GIVEN TASK
Write out every entry, unchanged. Skip any picture.

[START DATASET RECORDS]

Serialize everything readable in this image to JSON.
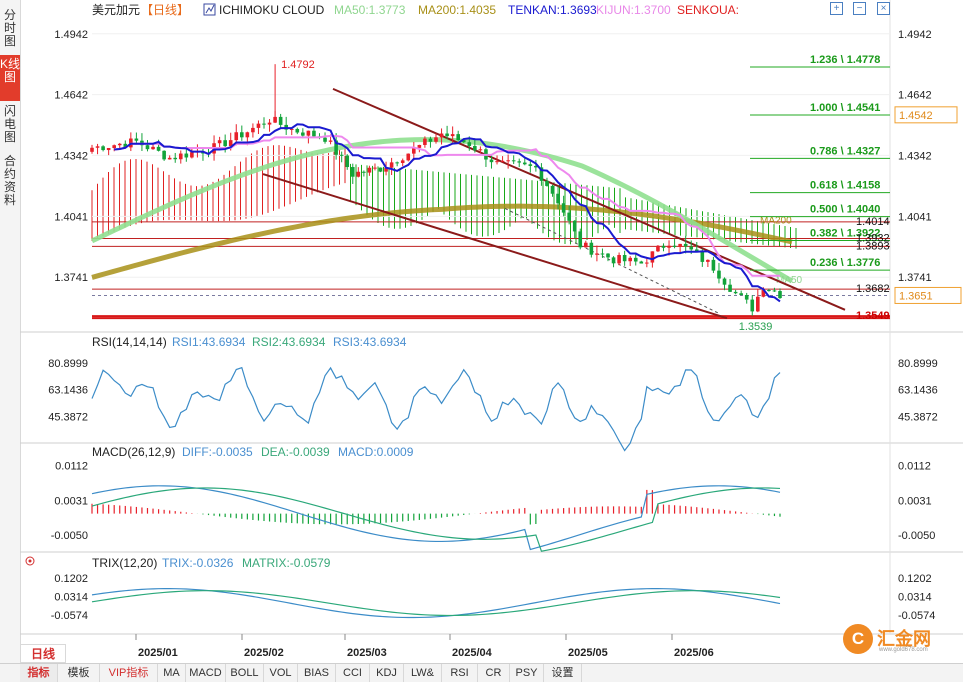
{
  "sidebar": {
    "tabs": [
      {
        "label": "分时图",
        "active": false
      },
      {
        "label": "K线图",
        "active": true
      },
      {
        "label": "闪电图",
        "active": false
      },
      {
        "label": "合约资料",
        "active": false
      }
    ]
  },
  "header": {
    "symbol": "美元加元",
    "period_tag": "【日线】",
    "indicator": "ICHIMOKU CLOUD",
    "ma50": "MA50:1.3773",
    "ma200": "MA200:1.4035",
    "tenkan": "TENKAN:1.3693",
    "kijun": "KIJUN:1.3700",
    "senkou": "SENKOUA:"
  },
  "controls": [
    "+",
    "−",
    "×"
  ],
  "colors": {
    "up": "#e8202a",
    "down": "#12a33a",
    "ma50": "#90e090",
    "ma200": "#a89018",
    "tenkan": "#1a1ad0",
    "kijun": "#ee88ee",
    "cloud_red": "#e02020",
    "cloud_green": "#18a818",
    "channel": "#8b1a1a",
    "rsi": "#3c8cc8",
    "diff": "#3c8cc8",
    "dea": "#2aa87a",
    "trix": "#3c8cc8",
    "matrix": "#2aa87a"
  },
  "chart_data": [
    {
      "type": "candlestick",
      "title": "美元加元 日线 ICHIMOKU CLOUD",
      "ylim": [
        1.352,
        1.5
      ],
      "x_months": [
        "2025/01",
        "2025/02",
        "2025/03",
        "2025/04",
        "2025/05",
        "2025/06"
      ],
      "y_ticks": [
        1.4942,
        1.4642,
        1.4342,
        1.4041,
        1.3741
      ],
      "current_price": "1.3651",
      "price_tag_1": "1.4542",
      "annotations": [
        {
          "label": "1.4792",
          "value": 1.4792
        },
        {
          "label": "1.3539",
          "value": 1.3539
        }
      ],
      "fibonacci": [
        {
          "label": "1.236 \\ 1.4778",
          "value": 1.4778
        },
        {
          "label": "1.000 \\ 1.4541",
          "value": 1.4541
        },
        {
          "label": "0.786 \\ 1.4327",
          "value": 1.4327
        },
        {
          "label": "0.618 \\ 1.4158",
          "value": 1.4158
        },
        {
          "label": "0.500 \\ 1.4040",
          "value": 1.404
        },
        {
          "label": "0.382 \\ 1.3922",
          "value": 1.3922
        },
        {
          "label": "0.236 \\ 1.3776",
          "value": 1.3776
        }
      ],
      "horizontal_levels": [
        {
          "label": "1.4014",
          "value": 1.4014
        },
        {
          "label": "1.3932",
          "value": 1.3932
        },
        {
          "label": "1.3893",
          "value": 1.3893
        },
        {
          "label": "1.3682",
          "value": 1.3682
        },
        {
          "label": "1.3549",
          "value": 1.3549
        },
        {
          "label": "1.3539",
          "value": 1.3539
        }
      ],
      "ma_labels": {
        "ma200": "MA200",
        "ma50": "MA50"
      }
    },
    {
      "type": "line",
      "title": "RSI(14,14,14)",
      "series": [
        {
          "name": "RSI1:43.6934"
        },
        {
          "name": "RSI2:43.6934"
        },
        {
          "name": "RSI3:43.6934"
        }
      ],
      "y_ticks": [
        "80.8999",
        "63.1436",
        "45.3872"
      ],
      "ylim": [
        30,
        88
      ]
    },
    {
      "type": "bar",
      "title": "MACD(26,12,9)",
      "series": [
        {
          "name": "DIFF:-0.0035"
        },
        {
          "name": "DEA:-0.0039"
        },
        {
          "name": "MACD:0.0009"
        }
      ],
      "y_ticks": [
        "0.0112",
        "0.0031",
        "-0.0050"
      ],
      "ylim": [
        -0.0085,
        0.013
      ]
    },
    {
      "type": "line",
      "title": "TRIX(12,20)",
      "series": [
        {
          "name": "TRIX:-0.0326"
        },
        {
          "name": "MATRIX:-0.0579"
        }
      ],
      "y_ticks": [
        "0.1202",
        "0.0314",
        "-0.0574"
      ],
      "ylim": [
        -0.14,
        0.16
      ]
    }
  ],
  "bottom_tabs": [
    "指标",
    "模板",
    "VIP指标",
    "MA",
    "MACD",
    "BOLL",
    "VOL",
    "BIAS",
    "CCI",
    "KDJ",
    "LW&",
    "RSI",
    "CR",
    "PSY",
    "设置"
  ],
  "period_button": "日线",
  "logo": {
    "text": "汇金网",
    "sub": "www.gold678.com",
    "mark": "C"
  }
}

[END DATASET RECORDS]

SOLUTION FOR THIS EXERCISE
Serialize everything readable in this image to JSON.
{
  "sidebar": {
    "tabs": [
      {
        "label": "分时图",
        "active": false
      },
      {
        "label": "K线图",
        "active": true
      },
      {
        "label": "闪电图",
        "active": false
      },
      {
        "label": "合约资料",
        "active": false
      }
    ]
  },
  "header": {
    "symbol": "美元加元",
    "period_tag": "【日线】",
    "indicator": "ICHIMOKU CLOUD",
    "ma50": "MA50:1.3773",
    "ma200": "MA200:1.4035",
    "tenkan": "TENKAN:1.3693",
    "kijun": "KIJUN:1.3700",
    "senkou": "SENKOUA:"
  },
  "controls": [
    "+",
    "−",
    "×"
  ],
  "colors": {
    "up": "#e8202a",
    "down": "#12a33a",
    "ma50": "#90e090",
    "ma200": "#a89018",
    "tenkan": "#1a1ad0",
    "kijun": "#ee88ee",
    "cloud_red": "#e02020",
    "cloud_green": "#18a818",
    "channel": "#8b1a1a",
    "rsi": "#3c8cc8",
    "diff": "#3c8cc8",
    "dea": "#2aa87a",
    "trix": "#3c8cc8",
    "matrix": "#2aa87a"
  },
  "chart_data": [
    {
      "type": "candlestick",
      "title": "美元加元 日线 ICHIMOKU CLOUD",
      "ylim": [
        1.352,
        1.5
      ],
      "x_months": [
        "2025/01",
        "2025/02",
        "2025/03",
        "2025/04",
        "2025/05",
        "2025/06"
      ],
      "y_ticks": [
        1.4942,
        1.4642,
        1.4342,
        1.4041,
        1.3741
      ],
      "current_price": "1.3651",
      "price_tag_1": "1.4542",
      "annotations": [
        {
          "label": "1.4792",
          "value": 1.4792
        },
        {
          "label": "1.3539",
          "value": 1.3539
        }
      ],
      "fibonacci": [
        {
          "label": "1.236 \\ 1.4778",
          "value": 1.4778
        },
        {
          "label": "1.000 \\ 1.4541",
          "value": 1.4541
        },
        {
          "label": "0.786 \\ 1.4327",
          "value": 1.4327
        },
        {
          "label": "0.618 \\ 1.4158",
          "value": 1.4158
        },
        {
          "label": "0.500 \\ 1.4040",
          "value": 1.404
        },
        {
          "label": "0.382 \\ 1.3922",
          "value": 1.3922
        },
        {
          "label": "0.236 \\ 1.3776",
          "value": 1.3776
        }
      ],
      "horizontal_levels": [
        {
          "label": "1.4014",
          "value": 1.4014
        },
        {
          "label": "1.3932",
          "value": 1.3932
        },
        {
          "label": "1.3893",
          "value": 1.3893
        },
        {
          "label": "1.3682",
          "value": 1.3682
        },
        {
          "label": "1.3549",
          "value": 1.3549
        },
        {
          "label": "1.3539",
          "value": 1.3539
        }
      ],
      "ma_labels": {
        "ma200": "MA200",
        "ma50": "MA50"
      }
    },
    {
      "type": "line",
      "title": "RSI(14,14,14)",
      "series": [
        {
          "name": "RSI1:43.6934"
        },
        {
          "name": "RSI2:43.6934"
        },
        {
          "name": "RSI3:43.6934"
        }
      ],
      "y_ticks": [
        "80.8999",
        "63.1436",
        "45.3872"
      ],
      "ylim": [
        30,
        88
      ]
    },
    {
      "type": "bar",
      "title": "MACD(26,12,9)",
      "series": [
        {
          "name": "DIFF:-0.0035"
        },
        {
          "name": "DEA:-0.0039"
        },
        {
          "name": "MACD:0.0009"
        }
      ],
      "y_ticks": [
        "0.0112",
        "0.0031",
        "-0.0050"
      ],
      "ylim": [
        -0.0085,
        0.013
      ]
    },
    {
      "type": "line",
      "title": "TRIX(12,20)",
      "series": [
        {
          "name": "TRIX:-0.0326"
        },
        {
          "name": "MATRIX:-0.0579"
        }
      ],
      "y_ticks": [
        "0.1202",
        "0.0314",
        "-0.0574"
      ],
      "ylim": [
        -0.14,
        0.16
      ]
    }
  ],
  "bottom_tabs": [
    "指标",
    "模板",
    "VIP指标",
    "MA",
    "MACD",
    "BOLL",
    "VOL",
    "BIAS",
    "CCI",
    "KDJ",
    "LW&",
    "RSI",
    "CR",
    "PSY",
    "设置"
  ],
  "period_button": "日线",
  "logo": {
    "text": "汇金网",
    "sub": "www.gold678.com",
    "mark": "C"
  }
}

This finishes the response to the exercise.